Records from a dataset
=======
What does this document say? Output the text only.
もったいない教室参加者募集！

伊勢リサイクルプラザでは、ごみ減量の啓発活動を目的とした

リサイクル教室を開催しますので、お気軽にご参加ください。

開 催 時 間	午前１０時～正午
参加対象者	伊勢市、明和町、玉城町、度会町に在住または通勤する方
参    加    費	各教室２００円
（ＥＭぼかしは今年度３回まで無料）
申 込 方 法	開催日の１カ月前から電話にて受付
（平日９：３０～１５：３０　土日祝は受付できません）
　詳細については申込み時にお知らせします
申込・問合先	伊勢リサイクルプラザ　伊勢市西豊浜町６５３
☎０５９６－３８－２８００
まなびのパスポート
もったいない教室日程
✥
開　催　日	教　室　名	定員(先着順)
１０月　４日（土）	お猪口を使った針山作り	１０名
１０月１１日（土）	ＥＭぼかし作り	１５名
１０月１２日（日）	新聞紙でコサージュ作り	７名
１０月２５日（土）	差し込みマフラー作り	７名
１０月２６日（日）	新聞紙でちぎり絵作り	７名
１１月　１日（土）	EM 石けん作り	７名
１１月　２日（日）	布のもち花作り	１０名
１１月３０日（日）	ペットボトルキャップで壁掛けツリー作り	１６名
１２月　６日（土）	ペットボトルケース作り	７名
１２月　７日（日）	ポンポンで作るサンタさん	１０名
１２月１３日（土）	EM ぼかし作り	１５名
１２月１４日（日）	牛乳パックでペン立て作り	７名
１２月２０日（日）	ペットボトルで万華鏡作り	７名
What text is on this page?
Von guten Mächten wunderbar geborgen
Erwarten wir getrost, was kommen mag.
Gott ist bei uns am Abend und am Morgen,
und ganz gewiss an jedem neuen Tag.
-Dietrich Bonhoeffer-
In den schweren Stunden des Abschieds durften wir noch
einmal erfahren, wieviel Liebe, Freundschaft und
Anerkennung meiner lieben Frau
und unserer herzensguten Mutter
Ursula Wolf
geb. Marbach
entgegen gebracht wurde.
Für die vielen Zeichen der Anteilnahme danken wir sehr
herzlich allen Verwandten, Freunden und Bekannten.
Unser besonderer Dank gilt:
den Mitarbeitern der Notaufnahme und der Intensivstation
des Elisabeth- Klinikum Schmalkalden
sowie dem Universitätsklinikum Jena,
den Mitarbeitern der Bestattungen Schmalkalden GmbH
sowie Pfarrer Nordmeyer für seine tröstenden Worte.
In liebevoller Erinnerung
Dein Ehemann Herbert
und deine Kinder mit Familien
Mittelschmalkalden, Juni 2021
=======
Your task:
Every entry should be printed again exactly as written.

Full answer:
What does this document say? Output the text only.
もったいない教室参加者募集！

伊勢リサイクルプラザでは、ごみ減量の啓発活動を目的とした

リサイクル教室を開催しますので、お気軽にご参加ください。

開 催 時 間	午前１０時～正午
参加対象者	伊勢市、明和町、玉城町、度会町に在住または通勤する方
参    加    費	各教室２００円
（ＥＭぼかしは今年度３回まで無料）
申 込 方 法	開催日の１カ月前から電話にて受付
（平日９：３０～１５：３０　土日祝は受付できません）
　詳細については申込み時にお知らせします
申込・問合先	伊勢リサイクルプラザ　伊勢市西豊浜町６５３
☎０５９６－３８－２８００
まなびのパスポート
もったいない教室日程
✥
開　催　日	教　室　名	定員(先着順)
１０月　４日（土）	お猪口を使った針山作り	１０名
１０月１１日（土）	ＥＭぼかし作り	１５名
１０月１２日（日）	新聞紙でコサージュ作り	７名
１０月２５日（土）	差し込みマフラー作り	７名
１０月２６日（日）	新聞紙でちぎり絵作り	７名
１１月　１日（土）	EM 石けん作り	７名
１１月　２日（日）	布のもち花作り	１０名
１１月３０日（日）	ペットボトルキャップで壁掛けツリー作り	１６名
１２月　６日（土）	ペットボトルケース作り	７名
１２月　７日（日）	ポンポンで作るサンタさん	１０名
１２月１３日（土）	EM ぼかし作り	１５名
１２月１４日（日）	牛乳パックでペン立て作り	７名
１２月２０日（日）	ペットボトルで万華鏡作り	７名
What text is on this page?
Von guten Mächten wunderbar geborgen
Erwarten wir getrost, was kommen mag.
Gott ist bei uns am Abend und am Morgen,
und ganz gewiss an jedem neuen Tag.
-Dietrich Bonhoeffer-
In den schweren Stunden des Abschieds durften wir noch
einmal erfahren, wieviel Liebe, Freundschaft und
Anerkennung meiner lieben Frau
und unserer herzensguten Mutter
Ursula Wolf
geb. Marbach
entgegen gebracht wurde.
Für die vielen Zeichen der Anteilnahme danken wir sehr
herzlich allen Verwandten, Freunden und Bekannten.
Unser besonderer Dank gilt:
den Mitarbeitern der Notaufnahme und der Intensivstation
des Elisabeth- Klinikum Schmalkalden
sowie dem Universitätsklinikum Jena,
den Mitarbeitern der Bestattungen Schmalkalden GmbH
sowie Pfarrer Nordmeyer für seine tröstenden Worte.
In liebevoller Erinnerung
Dein Ehemann Herbert
und deine Kinder mit Familien
Mittelschmalkalden, Juni 2021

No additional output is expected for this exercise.